(Dataset records on visual material)

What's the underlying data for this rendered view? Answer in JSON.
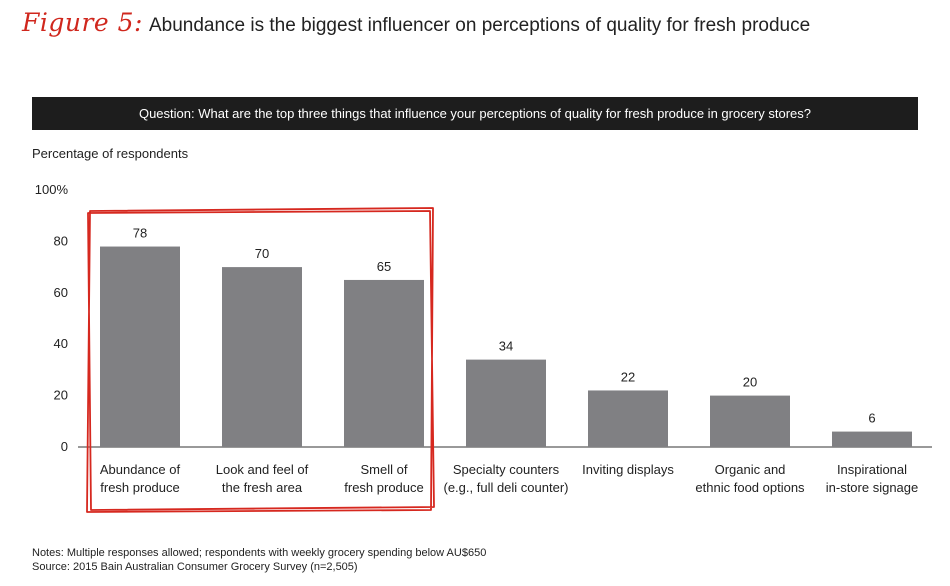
{
  "figure": {
    "label": "Figure 5:",
    "title": "Abundance is the biggest influencer on perceptions of quality for fresh produce"
  },
  "question": "Question: What are the top three things that influence your perceptions of quality for fresh produce in grocery stores?",
  "y_axis_caption": "Percentage of respondents",
  "notes": "Notes: Multiple responses allowed; respondents with weekly grocery spending below AU$650",
  "source": "Source: 2015 Bain Australian Consumer Grocery Survey (n=2,505)",
  "colors": {
    "bar": "#808083",
    "highlight": "#d6281f",
    "title_accent": "#d0271d",
    "question_bg": "#1d1d1d"
  },
  "chart_data": {
    "type": "bar",
    "categories": [
      [
        "Abundance of",
        "fresh produce"
      ],
      [
        "Look and feel of",
        "the fresh area"
      ],
      [
        "Smell of",
        "fresh produce"
      ],
      [
        "Specialty counters",
        "(e.g., full deli counter)"
      ],
      [
        "Inviting displays"
      ],
      [
        "Organic and",
        "ethnic food options"
      ],
      [
        "Inspirational",
        "in-store signage"
      ]
    ],
    "values": [
      78,
      70,
      65,
      34,
      22,
      20,
      6
    ],
    "ylim": [
      0,
      100
    ],
    "yticks": [
      "0",
      "20",
      "40",
      "60",
      "80",
      "100%"
    ],
    "ytick_values": [
      0,
      20,
      40,
      60,
      80,
      100
    ],
    "highlighted_categories": [
      0,
      1,
      2
    ],
    "grid": false
  }
}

Exercise directions → Leave the pictures out, and print every line of the listing exactly as written.

Full answer →
What's the underlying data for this rendered view? Answer in JSON.
{
  "figure": {
    "label": "Figure 5:",
    "title": "Abundance is the biggest influencer on perceptions of quality for fresh produce"
  },
  "question": "Question: What are the top three things that influence your perceptions of quality for fresh produce in grocery stores?",
  "y_axis_caption": "Percentage of respondents",
  "notes": "Notes: Multiple responses allowed; respondents with weekly grocery spending below AU$650",
  "source": "Source: 2015 Bain Australian Consumer Grocery Survey (n=2,505)",
  "colors": {
    "bar": "#808083",
    "highlight": "#d6281f",
    "title_accent": "#d0271d",
    "question_bg": "#1d1d1d"
  },
  "chart_data": {
    "type": "bar",
    "categories": [
      [
        "Abundance of",
        "fresh produce"
      ],
      [
        "Look and feel of",
        "the fresh area"
      ],
      [
        "Smell of",
        "fresh produce"
      ],
      [
        "Specialty counters",
        "(e.g., full deli counter)"
      ],
      [
        "Inviting displays"
      ],
      [
        "Organic and",
        "ethnic food options"
      ],
      [
        "Inspirational",
        "in-store signage"
      ]
    ],
    "values": [
      78,
      70,
      65,
      34,
      22,
      20,
      6
    ],
    "ylim": [
      0,
      100
    ],
    "yticks": [
      "0",
      "20",
      "40",
      "60",
      "80",
      "100%"
    ],
    "ytick_values": [
      0,
      20,
      40,
      60,
      80,
      100
    ],
    "highlighted_categories": [
      0,
      1,
      2
    ],
    "grid": false
  }
}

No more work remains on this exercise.